◆ TASK ITEM ◆
Report back every line in the data that includes the string "déflexion".

== DATASET CONTENT

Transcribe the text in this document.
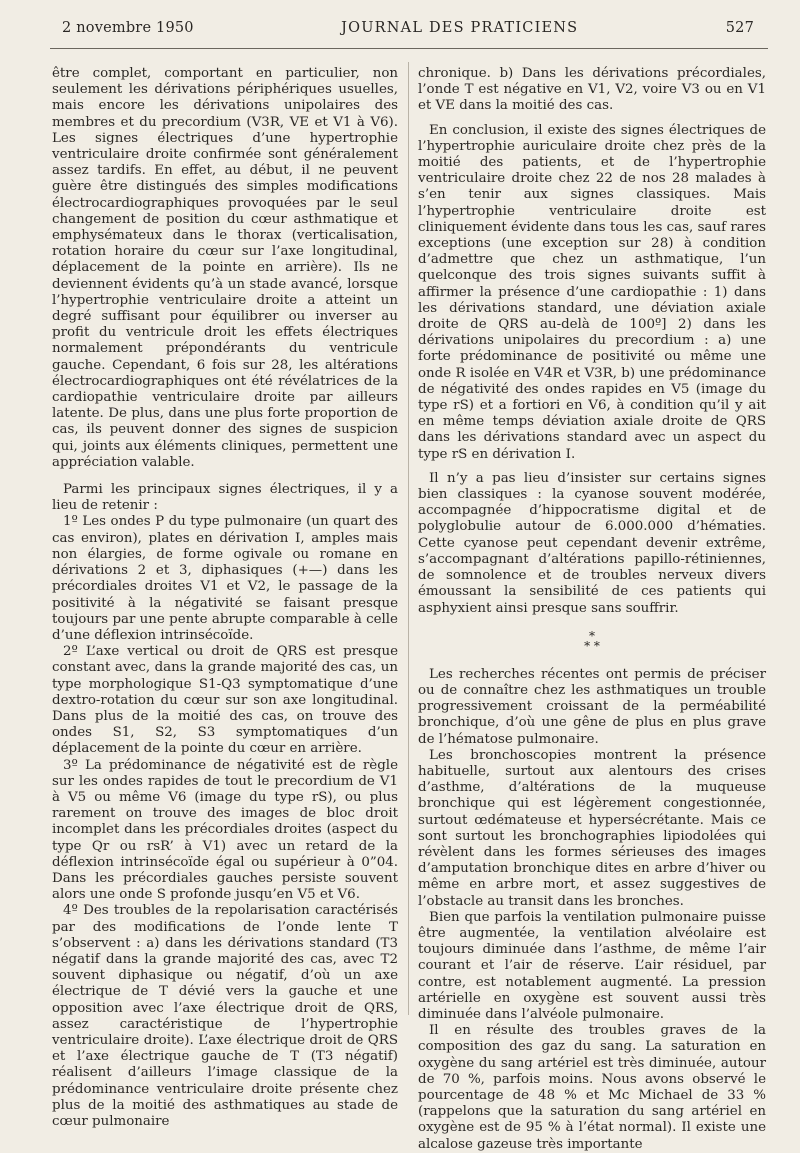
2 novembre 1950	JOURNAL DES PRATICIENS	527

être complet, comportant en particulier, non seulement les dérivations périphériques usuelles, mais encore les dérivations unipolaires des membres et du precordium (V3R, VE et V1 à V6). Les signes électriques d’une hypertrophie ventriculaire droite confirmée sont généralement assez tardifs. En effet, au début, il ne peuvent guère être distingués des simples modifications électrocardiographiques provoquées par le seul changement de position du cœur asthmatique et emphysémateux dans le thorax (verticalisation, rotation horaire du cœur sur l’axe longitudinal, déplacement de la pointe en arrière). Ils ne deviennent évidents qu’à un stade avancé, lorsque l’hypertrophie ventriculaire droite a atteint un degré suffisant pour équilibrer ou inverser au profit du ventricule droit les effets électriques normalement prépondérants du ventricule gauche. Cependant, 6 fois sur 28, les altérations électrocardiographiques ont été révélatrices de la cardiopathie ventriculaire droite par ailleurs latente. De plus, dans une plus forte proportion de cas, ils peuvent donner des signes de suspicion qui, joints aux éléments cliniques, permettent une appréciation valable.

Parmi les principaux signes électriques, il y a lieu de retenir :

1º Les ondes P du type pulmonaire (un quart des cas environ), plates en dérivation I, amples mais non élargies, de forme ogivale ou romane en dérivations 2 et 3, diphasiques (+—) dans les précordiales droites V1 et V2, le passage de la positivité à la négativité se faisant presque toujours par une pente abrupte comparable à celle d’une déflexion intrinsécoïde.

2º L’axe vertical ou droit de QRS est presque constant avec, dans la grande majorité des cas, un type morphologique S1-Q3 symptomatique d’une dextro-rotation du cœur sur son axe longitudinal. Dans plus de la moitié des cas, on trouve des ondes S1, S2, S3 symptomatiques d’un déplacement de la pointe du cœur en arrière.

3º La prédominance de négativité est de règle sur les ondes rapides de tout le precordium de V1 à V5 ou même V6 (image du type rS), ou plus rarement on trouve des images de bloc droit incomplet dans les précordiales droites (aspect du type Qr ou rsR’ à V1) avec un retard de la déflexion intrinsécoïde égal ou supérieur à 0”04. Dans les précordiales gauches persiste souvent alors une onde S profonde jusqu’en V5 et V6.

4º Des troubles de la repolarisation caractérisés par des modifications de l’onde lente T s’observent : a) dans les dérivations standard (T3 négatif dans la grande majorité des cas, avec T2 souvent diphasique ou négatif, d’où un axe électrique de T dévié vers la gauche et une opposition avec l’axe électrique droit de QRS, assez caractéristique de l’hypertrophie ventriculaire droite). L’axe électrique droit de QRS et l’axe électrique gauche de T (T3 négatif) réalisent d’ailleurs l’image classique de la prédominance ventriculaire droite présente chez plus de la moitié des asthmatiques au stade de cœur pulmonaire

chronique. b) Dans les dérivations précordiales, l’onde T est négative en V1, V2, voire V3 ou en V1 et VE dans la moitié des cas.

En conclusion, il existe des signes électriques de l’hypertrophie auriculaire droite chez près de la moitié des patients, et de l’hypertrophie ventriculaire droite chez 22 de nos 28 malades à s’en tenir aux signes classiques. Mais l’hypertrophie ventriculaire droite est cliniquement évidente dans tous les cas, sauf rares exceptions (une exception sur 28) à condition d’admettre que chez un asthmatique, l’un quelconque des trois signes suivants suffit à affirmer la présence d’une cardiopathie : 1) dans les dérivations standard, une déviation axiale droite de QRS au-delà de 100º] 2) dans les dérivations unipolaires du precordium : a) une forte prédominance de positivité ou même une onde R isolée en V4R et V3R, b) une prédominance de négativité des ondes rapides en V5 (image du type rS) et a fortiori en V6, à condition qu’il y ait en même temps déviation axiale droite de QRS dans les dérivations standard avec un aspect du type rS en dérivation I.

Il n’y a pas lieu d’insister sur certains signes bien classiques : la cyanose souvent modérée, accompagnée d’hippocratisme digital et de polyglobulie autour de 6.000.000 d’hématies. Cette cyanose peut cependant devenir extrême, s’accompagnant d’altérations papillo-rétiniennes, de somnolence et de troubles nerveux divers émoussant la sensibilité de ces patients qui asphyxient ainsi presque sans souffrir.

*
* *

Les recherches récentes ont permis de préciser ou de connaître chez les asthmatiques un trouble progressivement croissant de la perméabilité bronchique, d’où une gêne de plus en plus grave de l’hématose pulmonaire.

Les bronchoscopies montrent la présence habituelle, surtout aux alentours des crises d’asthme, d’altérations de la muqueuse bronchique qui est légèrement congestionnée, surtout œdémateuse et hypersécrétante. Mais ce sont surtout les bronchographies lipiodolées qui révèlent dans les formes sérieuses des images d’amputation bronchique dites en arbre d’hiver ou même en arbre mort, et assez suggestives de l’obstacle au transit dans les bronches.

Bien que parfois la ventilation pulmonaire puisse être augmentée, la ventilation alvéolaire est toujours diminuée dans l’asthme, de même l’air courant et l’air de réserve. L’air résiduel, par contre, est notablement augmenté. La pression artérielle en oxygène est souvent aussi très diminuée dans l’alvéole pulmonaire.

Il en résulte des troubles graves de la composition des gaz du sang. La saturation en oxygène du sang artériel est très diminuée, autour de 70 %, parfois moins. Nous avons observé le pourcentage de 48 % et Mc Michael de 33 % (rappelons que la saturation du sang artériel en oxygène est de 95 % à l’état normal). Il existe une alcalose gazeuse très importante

====

◆ ANSWER TO THE EXERCISE ◆
1º Les ondes P du type pulmonaire (un quart des cas environ), plates en dérivation I, amples mais non élargies, de forme ogivale ou romane en dérivations 2 et 3, diphasiques (+—) dans les précordiales droites V1 et V2, le passage de la positivité à la négativité se faisant presque toujours par une pente abrupte comparable à celle d’une déflexion intrinsécoïde.
3º La prédominance de négativité est de règle sur les ondes rapides de tout le precordium de V1 à V5 ou même V6 (image du type rS), ou plus rarement on trouve des images de bloc droit incomplet dans les précordiales droites (aspect du type Qr ou rsR’ à V1) avec un retard de la déflexion intrinsécoïde égal ou supérieur à 0”04. Dans les précordiales gauches persiste souvent alors une onde S profonde jusqu’en V5 et V6.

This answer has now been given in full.